──────── Data ────────
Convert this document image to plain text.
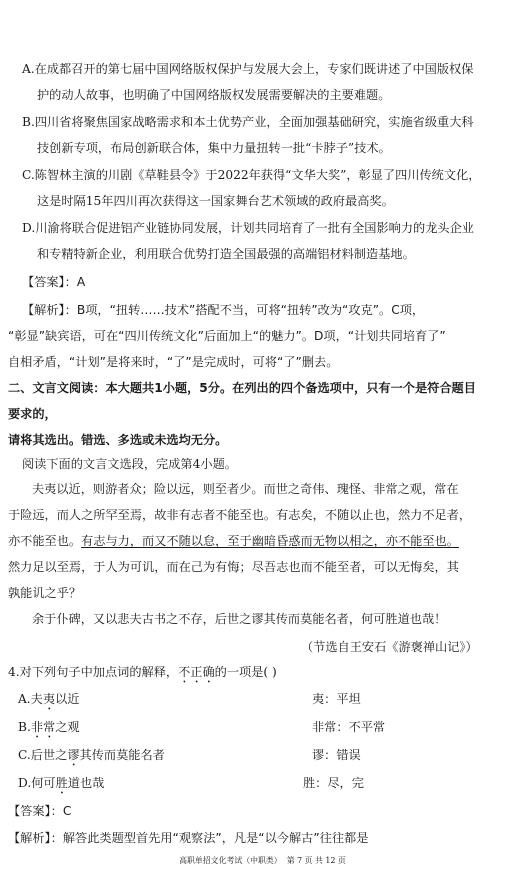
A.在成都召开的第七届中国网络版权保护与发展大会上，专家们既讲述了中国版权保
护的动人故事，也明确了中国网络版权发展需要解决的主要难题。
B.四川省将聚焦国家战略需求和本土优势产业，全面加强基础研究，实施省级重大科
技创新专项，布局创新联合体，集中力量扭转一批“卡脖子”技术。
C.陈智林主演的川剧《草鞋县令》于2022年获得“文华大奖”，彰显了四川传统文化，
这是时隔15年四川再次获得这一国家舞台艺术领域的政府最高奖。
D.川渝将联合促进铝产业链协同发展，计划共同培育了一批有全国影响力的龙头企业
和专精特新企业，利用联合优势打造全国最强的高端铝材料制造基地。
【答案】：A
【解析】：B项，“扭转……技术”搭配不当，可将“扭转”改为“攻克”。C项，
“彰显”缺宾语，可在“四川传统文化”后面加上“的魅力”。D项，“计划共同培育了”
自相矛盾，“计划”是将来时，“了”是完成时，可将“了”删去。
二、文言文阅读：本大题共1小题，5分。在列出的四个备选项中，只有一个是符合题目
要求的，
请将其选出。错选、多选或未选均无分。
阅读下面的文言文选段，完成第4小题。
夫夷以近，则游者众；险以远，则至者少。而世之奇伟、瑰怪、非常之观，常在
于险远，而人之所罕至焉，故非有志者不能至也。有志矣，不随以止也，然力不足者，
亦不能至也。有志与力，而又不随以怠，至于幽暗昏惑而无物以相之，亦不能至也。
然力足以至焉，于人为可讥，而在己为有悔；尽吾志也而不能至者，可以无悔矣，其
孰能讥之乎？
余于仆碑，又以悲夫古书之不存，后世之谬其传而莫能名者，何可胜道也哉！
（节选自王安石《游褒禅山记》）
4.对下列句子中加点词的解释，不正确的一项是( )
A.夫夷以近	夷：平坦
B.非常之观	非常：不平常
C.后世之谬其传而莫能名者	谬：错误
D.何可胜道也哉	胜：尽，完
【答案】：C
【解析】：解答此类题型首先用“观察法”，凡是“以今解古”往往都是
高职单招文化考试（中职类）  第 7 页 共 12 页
────────
──────── Data ────────
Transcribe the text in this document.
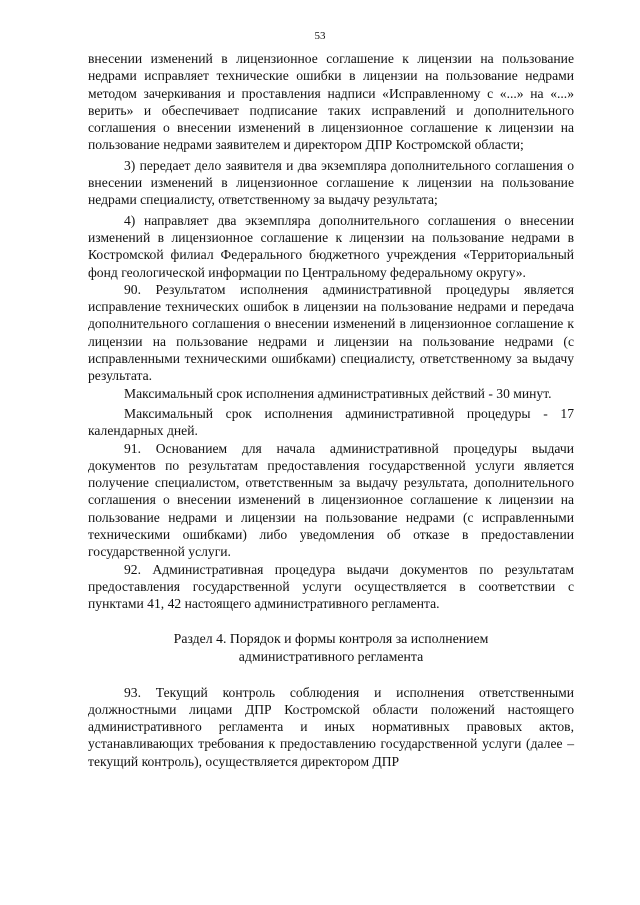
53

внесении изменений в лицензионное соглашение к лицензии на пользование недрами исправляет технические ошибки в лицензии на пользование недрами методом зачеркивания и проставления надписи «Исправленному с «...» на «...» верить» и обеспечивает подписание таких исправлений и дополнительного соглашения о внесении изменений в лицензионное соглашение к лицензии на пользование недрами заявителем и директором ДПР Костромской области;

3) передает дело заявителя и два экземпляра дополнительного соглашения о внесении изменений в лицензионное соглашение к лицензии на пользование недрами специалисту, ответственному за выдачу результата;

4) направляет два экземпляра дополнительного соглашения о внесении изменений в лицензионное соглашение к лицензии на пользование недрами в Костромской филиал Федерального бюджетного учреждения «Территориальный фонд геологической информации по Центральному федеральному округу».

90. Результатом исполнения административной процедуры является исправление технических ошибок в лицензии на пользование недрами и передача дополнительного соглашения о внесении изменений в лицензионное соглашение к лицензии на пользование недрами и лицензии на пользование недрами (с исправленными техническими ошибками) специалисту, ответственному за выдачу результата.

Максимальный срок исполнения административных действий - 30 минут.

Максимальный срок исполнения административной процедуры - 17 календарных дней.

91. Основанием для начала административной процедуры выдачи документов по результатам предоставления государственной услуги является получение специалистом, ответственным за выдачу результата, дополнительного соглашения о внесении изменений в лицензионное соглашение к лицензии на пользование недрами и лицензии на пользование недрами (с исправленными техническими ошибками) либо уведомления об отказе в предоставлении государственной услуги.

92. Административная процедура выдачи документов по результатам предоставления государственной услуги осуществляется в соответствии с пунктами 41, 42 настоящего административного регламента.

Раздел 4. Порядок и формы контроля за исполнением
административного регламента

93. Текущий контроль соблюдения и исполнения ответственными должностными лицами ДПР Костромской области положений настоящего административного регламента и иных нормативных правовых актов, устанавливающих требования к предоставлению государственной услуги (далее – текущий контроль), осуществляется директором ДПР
────────
## Aim of the task
How many lines in the listing above contain "недрами"? Answer with the number alone.

## Result below
5